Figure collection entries
#####

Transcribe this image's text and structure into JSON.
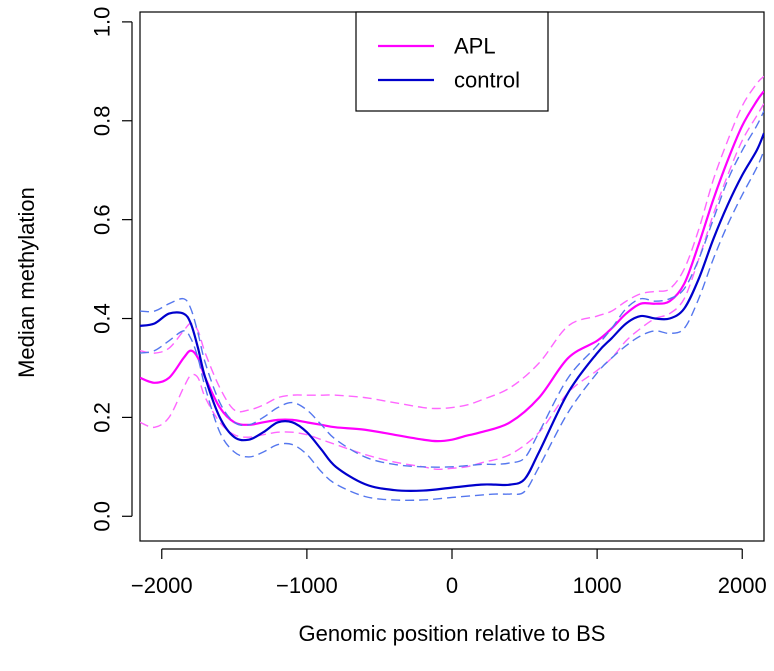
{
  "chart_data": {
    "type": "line",
    "title": "",
    "xlabel": "Genomic position relative to BS",
    "ylabel": "Median methylation",
    "xlim": [
      -2150,
      2150
    ],
    "ylim": [
      -0.05,
      1.02
    ],
    "x_ticks": [
      -2000,
      -1000,
      0,
      1000,
      2000
    ],
    "x_tick_labels": [
      "−2000",
      "−1000",
      "0",
      "1000",
      "2000"
    ],
    "y_ticks": [
      0.0,
      0.2,
      0.4,
      0.6,
      0.8,
      1.0
    ],
    "y_tick_labels": [
      "0.0",
      "0.2",
      "0.4",
      "0.6",
      "0.8",
      "1.0"
    ],
    "grid": false,
    "legend_position": "top-center",
    "legend": [
      {
        "label": "APL",
        "color": "#ff00ff"
      },
      {
        "label": "control",
        "color": "#0000cc"
      }
    ],
    "series": [
      {
        "name": "APL",
        "role": "median",
        "color": "#ff00ff",
        "style": "solid",
        "x": [
          -2150,
          -2050,
          -1950,
          -1850,
          -1800,
          -1750,
          -1700,
          -1600,
          -1500,
          -1400,
          -1300,
          -1200,
          -1100,
          -1000,
          -900,
          -800,
          -600,
          -400,
          -200,
          -100,
          0,
          100,
          200,
          400,
          600,
          800,
          1000,
          1100,
          1200,
          1300,
          1400,
          1500,
          1600,
          1700,
          1800,
          1900,
          2000,
          2100,
          2150
        ],
        "y": [
          0.28,
          0.27,
          0.28,
          0.32,
          0.335,
          0.32,
          0.28,
          0.22,
          0.19,
          0.185,
          0.19,
          0.195,
          0.195,
          0.19,
          0.185,
          0.18,
          0.175,
          0.165,
          0.155,
          0.152,
          0.155,
          0.163,
          0.17,
          0.19,
          0.24,
          0.32,
          0.355,
          0.38,
          0.41,
          0.43,
          0.43,
          0.435,
          0.47,
          0.55,
          0.64,
          0.72,
          0.79,
          0.84,
          0.86
        ]
      },
      {
        "name": "APL",
        "role": "upper",
        "color": "#ff66ff",
        "style": "dashed",
        "x": [
          -2150,
          -2050,
          -1950,
          -1850,
          -1800,
          -1750,
          -1700,
          -1600,
          -1500,
          -1400,
          -1300,
          -1200,
          -1100,
          -1000,
          -900,
          -800,
          -600,
          -400,
          -200,
          -100,
          0,
          100,
          200,
          400,
          600,
          800,
          1000,
          1100,
          1200,
          1300,
          1400,
          1500,
          1600,
          1700,
          1800,
          1900,
          2000,
          2100,
          2150
        ],
        "y": [
          0.335,
          0.33,
          0.34,
          0.375,
          0.39,
          0.375,
          0.33,
          0.26,
          0.215,
          0.215,
          0.225,
          0.24,
          0.245,
          0.245,
          0.245,
          0.245,
          0.24,
          0.23,
          0.22,
          0.218,
          0.22,
          0.225,
          0.235,
          0.26,
          0.31,
          0.385,
          0.405,
          0.415,
          0.435,
          0.45,
          0.455,
          0.46,
          0.5,
          0.58,
          0.68,
          0.76,
          0.83,
          0.875,
          0.89
        ]
      },
      {
        "name": "APL",
        "role": "lower",
        "color": "#ff66ff",
        "style": "dashed",
        "x": [
          -2150,
          -2050,
          -1950,
          -1850,
          -1800,
          -1750,
          -1700,
          -1600,
          -1500,
          -1400,
          -1300,
          -1200,
          -1100,
          -1000,
          -900,
          -800,
          -600,
          -400,
          -200,
          -100,
          0,
          100,
          200,
          400,
          600,
          800,
          1000,
          1100,
          1200,
          1300,
          1400,
          1500,
          1600,
          1700,
          1800,
          1900,
          2000,
          2100,
          2150
        ],
        "y": [
          0.19,
          0.18,
          0.2,
          0.26,
          0.285,
          0.28,
          0.24,
          0.19,
          0.165,
          0.16,
          0.165,
          0.17,
          0.17,
          0.165,
          0.155,
          0.145,
          0.125,
          0.11,
          0.1,
          0.095,
          0.097,
          0.1,
          0.108,
          0.125,
          0.17,
          0.25,
          0.295,
          0.32,
          0.355,
          0.38,
          0.4,
          0.41,
          0.44,
          0.52,
          0.61,
          0.69,
          0.76,
          0.81,
          0.835
        ]
      },
      {
        "name": "control",
        "role": "median",
        "color": "#0000cc",
        "style": "solid",
        "x": [
          -2150,
          -2050,
          -1950,
          -1850,
          -1800,
          -1750,
          -1700,
          -1600,
          -1500,
          -1400,
          -1300,
          -1200,
          -1100,
          -1000,
          -900,
          -800,
          -600,
          -400,
          -200,
          0,
          200,
          300,
          400,
          500,
          600,
          800,
          1000,
          1100,
          1200,
          1300,
          1400,
          1500,
          1600,
          1700,
          1800,
          1900,
          2000,
          2100,
          2150
        ],
        "y": [
          0.385,
          0.39,
          0.41,
          0.41,
          0.39,
          0.34,
          0.28,
          0.2,
          0.16,
          0.155,
          0.17,
          0.19,
          0.19,
          0.17,
          0.135,
          0.1,
          0.065,
          0.053,
          0.052,
          0.058,
          0.064,
          0.064,
          0.064,
          0.075,
          0.13,
          0.25,
          0.33,
          0.36,
          0.39,
          0.405,
          0.4,
          0.4,
          0.42,
          0.48,
          0.56,
          0.63,
          0.69,
          0.74,
          0.775
        ]
      },
      {
        "name": "control",
        "role": "upper",
        "color": "#5577ee",
        "style": "dashed",
        "x": [
          -2150,
          -2050,
          -1950,
          -1850,
          -1800,
          -1750,
          -1700,
          -1600,
          -1500,
          -1400,
          -1300,
          -1200,
          -1100,
          -1000,
          -900,
          -800,
          -600,
          -400,
          -200,
          0,
          200,
          300,
          400,
          500,
          600,
          800,
          1000,
          1100,
          1200,
          1300,
          1400,
          1500,
          1600,
          1700,
          1800,
          1900,
          2000,
          2100,
          2150
        ],
        "y": [
          0.415,
          0.415,
          0.43,
          0.44,
          0.42,
          0.37,
          0.31,
          0.23,
          0.19,
          0.185,
          0.2,
          0.22,
          0.23,
          0.215,
          0.185,
          0.155,
          0.12,
          0.105,
          0.1,
          0.1,
          0.105,
          0.105,
          0.108,
          0.118,
          0.17,
          0.28,
          0.345,
          0.38,
          0.42,
          0.44,
          0.435,
          0.44,
          0.46,
          0.52,
          0.6,
          0.68,
          0.74,
          0.79,
          0.82
        ]
      },
      {
        "name": "control",
        "role": "lower",
        "color": "#5577ee",
        "style": "dashed",
        "x": [
          -2150,
          -2050,
          -1950,
          -1850,
          -1800,
          -1750,
          -1700,
          -1600,
          -1500,
          -1400,
          -1300,
          -1200,
          -1100,
          -1000,
          -900,
          -800,
          -600,
          -400,
          -200,
          0,
          200,
          300,
          400,
          500,
          600,
          800,
          1000,
          1100,
          1200,
          1300,
          1400,
          1500,
          1600,
          1700,
          1800,
          1900,
          2000,
          2100,
          2150
        ],
        "y": [
          0.33,
          0.335,
          0.355,
          0.375,
          0.36,
          0.32,
          0.26,
          0.17,
          0.13,
          0.12,
          0.13,
          0.145,
          0.145,
          0.125,
          0.09,
          0.065,
          0.04,
          0.033,
          0.033,
          0.038,
          0.043,
          0.045,
          0.045,
          0.05,
          0.1,
          0.21,
          0.29,
          0.32,
          0.345,
          0.365,
          0.375,
          0.37,
          0.38,
          0.44,
          0.52,
          0.59,
          0.65,
          0.705,
          0.74
        ]
      }
    ]
  }
}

#####

YOUR INSTRUCTIONS — Could you reproduce every record above exactly, leaving out the pictures?

RESPONSE —
Transcribe this image's text and structure into JSON.
{
  "chart_data": {
    "type": "line",
    "title": "",
    "xlabel": "Genomic position relative to BS",
    "ylabel": "Median methylation",
    "xlim": [
      -2150,
      2150
    ],
    "ylim": [
      -0.05,
      1.02
    ],
    "x_ticks": [
      -2000,
      -1000,
      0,
      1000,
      2000
    ],
    "x_tick_labels": [
      "−2000",
      "−1000",
      "0",
      "1000",
      "2000"
    ],
    "y_ticks": [
      0.0,
      0.2,
      0.4,
      0.6,
      0.8,
      1.0
    ],
    "y_tick_labels": [
      "0.0",
      "0.2",
      "0.4",
      "0.6",
      "0.8",
      "1.0"
    ],
    "grid": false,
    "legend_position": "top-center",
    "legend": [
      {
        "label": "APL",
        "color": "#ff00ff"
      },
      {
        "label": "control",
        "color": "#0000cc"
      }
    ],
    "series": [
      {
        "name": "APL",
        "role": "median",
        "color": "#ff00ff",
        "style": "solid",
        "x": [
          -2150,
          -2050,
          -1950,
          -1850,
          -1800,
          -1750,
          -1700,
          -1600,
          -1500,
          -1400,
          -1300,
          -1200,
          -1100,
          -1000,
          -900,
          -800,
          -600,
          -400,
          -200,
          -100,
          0,
          100,
          200,
          400,
          600,
          800,
          1000,
          1100,
          1200,
          1300,
          1400,
          1500,
          1600,
          1700,
          1800,
          1900,
          2000,
          2100,
          2150
        ],
        "y": [
          0.28,
          0.27,
          0.28,
          0.32,
          0.335,
          0.32,
          0.28,
          0.22,
          0.19,
          0.185,
          0.19,
          0.195,
          0.195,
          0.19,
          0.185,
          0.18,
          0.175,
          0.165,
          0.155,
          0.152,
          0.155,
          0.163,
          0.17,
          0.19,
          0.24,
          0.32,
          0.355,
          0.38,
          0.41,
          0.43,
          0.43,
          0.435,
          0.47,
          0.55,
          0.64,
          0.72,
          0.79,
          0.84,
          0.86
        ]
      },
      {
        "name": "APL",
        "role": "upper",
        "color": "#ff66ff",
        "style": "dashed",
        "x": [
          -2150,
          -2050,
          -1950,
          -1850,
          -1800,
          -1750,
          -1700,
          -1600,
          -1500,
          -1400,
          -1300,
          -1200,
          -1100,
          -1000,
          -900,
          -800,
          -600,
          -400,
          -200,
          -100,
          0,
          100,
          200,
          400,
          600,
          800,
          1000,
          1100,
          1200,
          1300,
          1400,
          1500,
          1600,
          1700,
          1800,
          1900,
          2000,
          2100,
          2150
        ],
        "y": [
          0.335,
          0.33,
          0.34,
          0.375,
          0.39,
          0.375,
          0.33,
          0.26,
          0.215,
          0.215,
          0.225,
          0.24,
          0.245,
          0.245,
          0.245,
          0.245,
          0.24,
          0.23,
          0.22,
          0.218,
          0.22,
          0.225,
          0.235,
          0.26,
          0.31,
          0.385,
          0.405,
          0.415,
          0.435,
          0.45,
          0.455,
          0.46,
          0.5,
          0.58,
          0.68,
          0.76,
          0.83,
          0.875,
          0.89
        ]
      },
      {
        "name": "APL",
        "role": "lower",
        "color": "#ff66ff",
        "style": "dashed",
        "x": [
          -2150,
          -2050,
          -1950,
          -1850,
          -1800,
          -1750,
          -1700,
          -1600,
          -1500,
          -1400,
          -1300,
          -1200,
          -1100,
          -1000,
          -900,
          -800,
          -600,
          -400,
          -200,
          -100,
          0,
          100,
          200,
          400,
          600,
          800,
          1000,
          1100,
          1200,
          1300,
          1400,
          1500,
          1600,
          1700,
          1800,
          1900,
          2000,
          2100,
          2150
        ],
        "y": [
          0.19,
          0.18,
          0.2,
          0.26,
          0.285,
          0.28,
          0.24,
          0.19,
          0.165,
          0.16,
          0.165,
          0.17,
          0.17,
          0.165,
          0.155,
          0.145,
          0.125,
          0.11,
          0.1,
          0.095,
          0.097,
          0.1,
          0.108,
          0.125,
          0.17,
          0.25,
          0.295,
          0.32,
          0.355,
          0.38,
          0.4,
          0.41,
          0.44,
          0.52,
          0.61,
          0.69,
          0.76,
          0.81,
          0.835
        ]
      },
      {
        "name": "control",
        "role": "median",
        "color": "#0000cc",
        "style": "solid",
        "x": [
          -2150,
          -2050,
          -1950,
          -1850,
          -1800,
          -1750,
          -1700,
          -1600,
          -1500,
          -1400,
          -1300,
          -1200,
          -1100,
          -1000,
          -900,
          -800,
          -600,
          -400,
          -200,
          0,
          200,
          300,
          400,
          500,
          600,
          800,
          1000,
          1100,
          1200,
          1300,
          1400,
          1500,
          1600,
          1700,
          1800,
          1900,
          2000,
          2100,
          2150
        ],
        "y": [
          0.385,
          0.39,
          0.41,
          0.41,
          0.39,
          0.34,
          0.28,
          0.2,
          0.16,
          0.155,
          0.17,
          0.19,
          0.19,
          0.17,
          0.135,
          0.1,
          0.065,
          0.053,
          0.052,
          0.058,
          0.064,
          0.064,
          0.064,
          0.075,
          0.13,
          0.25,
          0.33,
          0.36,
          0.39,
          0.405,
          0.4,
          0.4,
          0.42,
          0.48,
          0.56,
          0.63,
          0.69,
          0.74,
          0.775
        ]
      },
      {
        "name": "control",
        "role": "upper",
        "color": "#5577ee",
        "style": "dashed",
        "x": [
          -2150,
          -2050,
          -1950,
          -1850,
          -1800,
          -1750,
          -1700,
          -1600,
          -1500,
          -1400,
          -1300,
          -1200,
          -1100,
          -1000,
          -900,
          -800,
          -600,
          -400,
          -200,
          0,
          200,
          300,
          400,
          500,
          600,
          800,
          1000,
          1100,
          1200,
          1300,
          1400,
          1500,
          1600,
          1700,
          1800,
          1900,
          2000,
          2100,
          2150
        ],
        "y": [
          0.415,
          0.415,
          0.43,
          0.44,
          0.42,
          0.37,
          0.31,
          0.23,
          0.19,
          0.185,
          0.2,
          0.22,
          0.23,
          0.215,
          0.185,
          0.155,
          0.12,
          0.105,
          0.1,
          0.1,
          0.105,
          0.105,
          0.108,
          0.118,
          0.17,
          0.28,
          0.345,
          0.38,
          0.42,
          0.44,
          0.435,
          0.44,
          0.46,
          0.52,
          0.6,
          0.68,
          0.74,
          0.79,
          0.82
        ]
      },
      {
        "name": "control",
        "role": "lower",
        "color": "#5577ee",
        "style": "dashed",
        "x": [
          -2150,
          -2050,
          -1950,
          -1850,
          -1800,
          -1750,
          -1700,
          -1600,
          -1500,
          -1400,
          -1300,
          -1200,
          -1100,
          -1000,
          -900,
          -800,
          -600,
          -400,
          -200,
          0,
          200,
          300,
          400,
          500,
          600,
          800,
          1000,
          1100,
          1200,
          1300,
          1400,
          1500,
          1600,
          1700,
          1800,
          1900,
          2000,
          2100,
          2150
        ],
        "y": [
          0.33,
          0.335,
          0.355,
          0.375,
          0.36,
          0.32,
          0.26,
          0.17,
          0.13,
          0.12,
          0.13,
          0.145,
          0.145,
          0.125,
          0.09,
          0.065,
          0.04,
          0.033,
          0.033,
          0.038,
          0.043,
          0.045,
          0.045,
          0.05,
          0.1,
          0.21,
          0.29,
          0.32,
          0.345,
          0.365,
          0.375,
          0.37,
          0.38,
          0.44,
          0.52,
          0.59,
          0.65,
          0.705,
          0.74
        ]
      }
    ]
  }
}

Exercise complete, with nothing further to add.